● **TASK INSTRUCTIONS**
Search the listing below for the string "νέων" and copy every line where it occurs.

● **GIVEN ENTRIES**
++++++++++++++++++++
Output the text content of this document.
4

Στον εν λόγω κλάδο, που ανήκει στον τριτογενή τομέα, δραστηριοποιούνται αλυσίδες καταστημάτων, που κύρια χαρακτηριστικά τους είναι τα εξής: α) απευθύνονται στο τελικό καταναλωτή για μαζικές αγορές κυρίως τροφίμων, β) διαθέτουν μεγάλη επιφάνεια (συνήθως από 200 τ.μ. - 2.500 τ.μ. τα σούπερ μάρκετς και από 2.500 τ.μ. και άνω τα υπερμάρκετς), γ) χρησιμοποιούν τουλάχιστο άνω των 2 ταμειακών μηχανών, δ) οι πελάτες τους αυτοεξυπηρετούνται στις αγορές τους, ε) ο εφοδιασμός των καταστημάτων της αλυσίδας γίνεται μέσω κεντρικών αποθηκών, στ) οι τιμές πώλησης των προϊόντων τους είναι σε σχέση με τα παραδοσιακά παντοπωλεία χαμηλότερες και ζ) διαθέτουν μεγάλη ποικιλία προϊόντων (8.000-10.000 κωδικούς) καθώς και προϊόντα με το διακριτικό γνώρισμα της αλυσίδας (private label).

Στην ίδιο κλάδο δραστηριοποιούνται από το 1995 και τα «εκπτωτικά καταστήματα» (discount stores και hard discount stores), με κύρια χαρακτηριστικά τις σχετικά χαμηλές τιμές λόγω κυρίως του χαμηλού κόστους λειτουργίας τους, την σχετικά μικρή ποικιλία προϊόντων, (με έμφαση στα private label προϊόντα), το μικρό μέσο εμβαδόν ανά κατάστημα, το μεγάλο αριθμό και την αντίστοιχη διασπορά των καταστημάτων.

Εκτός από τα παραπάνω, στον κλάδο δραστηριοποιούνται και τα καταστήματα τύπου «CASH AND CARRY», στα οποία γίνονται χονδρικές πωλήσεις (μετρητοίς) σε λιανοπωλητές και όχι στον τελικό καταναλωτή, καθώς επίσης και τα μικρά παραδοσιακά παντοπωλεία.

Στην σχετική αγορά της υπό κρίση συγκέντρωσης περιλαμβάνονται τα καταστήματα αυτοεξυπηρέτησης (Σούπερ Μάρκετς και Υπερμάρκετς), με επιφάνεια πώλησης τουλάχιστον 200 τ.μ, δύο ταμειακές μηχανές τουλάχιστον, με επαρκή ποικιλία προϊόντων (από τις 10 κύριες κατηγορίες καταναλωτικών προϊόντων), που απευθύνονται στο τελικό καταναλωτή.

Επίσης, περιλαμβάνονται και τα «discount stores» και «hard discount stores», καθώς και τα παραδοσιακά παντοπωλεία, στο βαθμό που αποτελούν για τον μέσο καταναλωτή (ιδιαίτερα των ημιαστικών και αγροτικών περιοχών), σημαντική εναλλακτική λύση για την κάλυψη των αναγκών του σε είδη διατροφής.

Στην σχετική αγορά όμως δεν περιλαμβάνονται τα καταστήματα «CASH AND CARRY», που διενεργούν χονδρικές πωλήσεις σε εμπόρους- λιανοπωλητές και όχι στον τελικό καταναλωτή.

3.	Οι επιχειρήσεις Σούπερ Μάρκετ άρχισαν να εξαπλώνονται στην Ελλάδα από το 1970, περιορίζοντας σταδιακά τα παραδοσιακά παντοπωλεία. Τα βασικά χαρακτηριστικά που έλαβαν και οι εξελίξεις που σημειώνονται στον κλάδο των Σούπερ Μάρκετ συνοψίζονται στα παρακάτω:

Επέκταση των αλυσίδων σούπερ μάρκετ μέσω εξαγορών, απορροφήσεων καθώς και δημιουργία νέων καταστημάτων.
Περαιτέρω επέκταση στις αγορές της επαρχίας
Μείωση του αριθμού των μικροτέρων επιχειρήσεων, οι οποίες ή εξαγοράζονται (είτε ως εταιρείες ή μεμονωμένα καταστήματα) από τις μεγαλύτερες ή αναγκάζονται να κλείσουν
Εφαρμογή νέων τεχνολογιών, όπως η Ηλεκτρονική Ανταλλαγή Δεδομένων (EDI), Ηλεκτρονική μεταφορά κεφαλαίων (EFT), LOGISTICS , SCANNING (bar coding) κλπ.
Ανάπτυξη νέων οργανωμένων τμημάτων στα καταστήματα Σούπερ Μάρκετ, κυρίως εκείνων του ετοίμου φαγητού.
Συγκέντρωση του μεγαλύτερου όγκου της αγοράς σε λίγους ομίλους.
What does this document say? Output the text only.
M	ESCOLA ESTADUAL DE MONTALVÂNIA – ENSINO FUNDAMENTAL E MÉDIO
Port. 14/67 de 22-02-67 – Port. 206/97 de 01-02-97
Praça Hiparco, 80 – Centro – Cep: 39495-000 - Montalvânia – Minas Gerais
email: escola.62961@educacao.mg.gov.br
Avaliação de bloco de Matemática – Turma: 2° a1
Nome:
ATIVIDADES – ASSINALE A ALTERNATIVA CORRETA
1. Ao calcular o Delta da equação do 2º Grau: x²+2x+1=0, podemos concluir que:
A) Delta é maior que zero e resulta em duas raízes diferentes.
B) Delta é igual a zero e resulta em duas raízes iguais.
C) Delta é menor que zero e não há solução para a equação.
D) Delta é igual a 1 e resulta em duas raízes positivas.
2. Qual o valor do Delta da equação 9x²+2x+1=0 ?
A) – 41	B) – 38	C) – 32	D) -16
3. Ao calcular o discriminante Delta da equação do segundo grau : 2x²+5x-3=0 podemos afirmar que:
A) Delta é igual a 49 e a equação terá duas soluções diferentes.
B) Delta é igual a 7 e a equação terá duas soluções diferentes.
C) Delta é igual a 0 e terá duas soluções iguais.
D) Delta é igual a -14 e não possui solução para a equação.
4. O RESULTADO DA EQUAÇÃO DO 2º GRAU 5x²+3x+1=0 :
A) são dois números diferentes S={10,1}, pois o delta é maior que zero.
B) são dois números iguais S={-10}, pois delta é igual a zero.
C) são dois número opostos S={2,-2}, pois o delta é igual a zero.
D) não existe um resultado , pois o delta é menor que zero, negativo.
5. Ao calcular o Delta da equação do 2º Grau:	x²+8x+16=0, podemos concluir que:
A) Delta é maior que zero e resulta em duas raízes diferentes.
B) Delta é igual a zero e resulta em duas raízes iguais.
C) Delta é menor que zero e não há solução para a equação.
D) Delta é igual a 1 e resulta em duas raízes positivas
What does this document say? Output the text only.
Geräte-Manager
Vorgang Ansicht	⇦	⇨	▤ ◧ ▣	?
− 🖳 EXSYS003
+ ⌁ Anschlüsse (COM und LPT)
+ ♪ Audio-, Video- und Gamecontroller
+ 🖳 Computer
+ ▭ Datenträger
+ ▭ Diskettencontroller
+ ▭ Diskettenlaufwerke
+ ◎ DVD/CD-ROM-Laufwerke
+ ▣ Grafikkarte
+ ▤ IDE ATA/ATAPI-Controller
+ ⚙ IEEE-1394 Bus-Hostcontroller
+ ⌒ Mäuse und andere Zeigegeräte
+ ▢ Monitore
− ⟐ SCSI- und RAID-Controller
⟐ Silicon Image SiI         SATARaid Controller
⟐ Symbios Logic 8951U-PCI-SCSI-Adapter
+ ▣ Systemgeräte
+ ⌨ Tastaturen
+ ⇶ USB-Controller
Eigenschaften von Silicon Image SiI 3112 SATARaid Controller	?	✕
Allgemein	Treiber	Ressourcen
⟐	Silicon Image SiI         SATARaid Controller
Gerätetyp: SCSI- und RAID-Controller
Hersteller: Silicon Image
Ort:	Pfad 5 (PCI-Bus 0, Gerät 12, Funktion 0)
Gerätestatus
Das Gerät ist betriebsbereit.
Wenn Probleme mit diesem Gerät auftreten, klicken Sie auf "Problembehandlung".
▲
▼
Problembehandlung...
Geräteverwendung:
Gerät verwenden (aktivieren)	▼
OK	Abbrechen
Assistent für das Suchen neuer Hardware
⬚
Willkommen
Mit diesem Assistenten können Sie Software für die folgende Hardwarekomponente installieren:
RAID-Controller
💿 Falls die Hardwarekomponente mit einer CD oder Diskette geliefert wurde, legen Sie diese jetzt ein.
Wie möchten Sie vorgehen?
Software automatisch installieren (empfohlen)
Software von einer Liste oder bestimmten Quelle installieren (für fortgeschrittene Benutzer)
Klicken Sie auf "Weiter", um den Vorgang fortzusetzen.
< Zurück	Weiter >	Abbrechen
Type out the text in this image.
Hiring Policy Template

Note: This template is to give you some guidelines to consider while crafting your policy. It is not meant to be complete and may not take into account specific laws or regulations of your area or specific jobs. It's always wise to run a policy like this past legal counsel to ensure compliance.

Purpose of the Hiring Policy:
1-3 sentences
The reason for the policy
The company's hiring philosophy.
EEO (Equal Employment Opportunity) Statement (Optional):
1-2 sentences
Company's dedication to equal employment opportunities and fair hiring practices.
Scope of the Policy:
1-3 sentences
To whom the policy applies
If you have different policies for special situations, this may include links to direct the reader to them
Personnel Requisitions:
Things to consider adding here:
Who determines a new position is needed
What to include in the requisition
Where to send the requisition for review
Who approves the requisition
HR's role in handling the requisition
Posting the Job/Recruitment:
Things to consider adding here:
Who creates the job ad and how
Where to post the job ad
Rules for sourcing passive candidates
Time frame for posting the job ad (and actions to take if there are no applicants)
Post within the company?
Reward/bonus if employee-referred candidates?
++++++++++++++++++++
● **EXERCISE ANSWER**
Επέκταση των αλυσίδων σούπερ μάρκετ μέσω εξαγορών, απορροφήσεων καθώς και δημιουργία νέων καταστημάτων.
Εφαρμογή νέων τεχνολογιών, όπως η Ηλεκτρονική Ανταλλαγή Δεδομένων (EDI), Ηλεκτρονική μεταφορά κεφαλαίων (EFT), LOGISTICS , SCANNING (bar coding) κλπ.
Ανάπτυξη νέων οργανωμένων τμημάτων στα καταστήματα Σούπερ Μάρκετ, κυρίως εκείνων του ετοίμου φαγητού.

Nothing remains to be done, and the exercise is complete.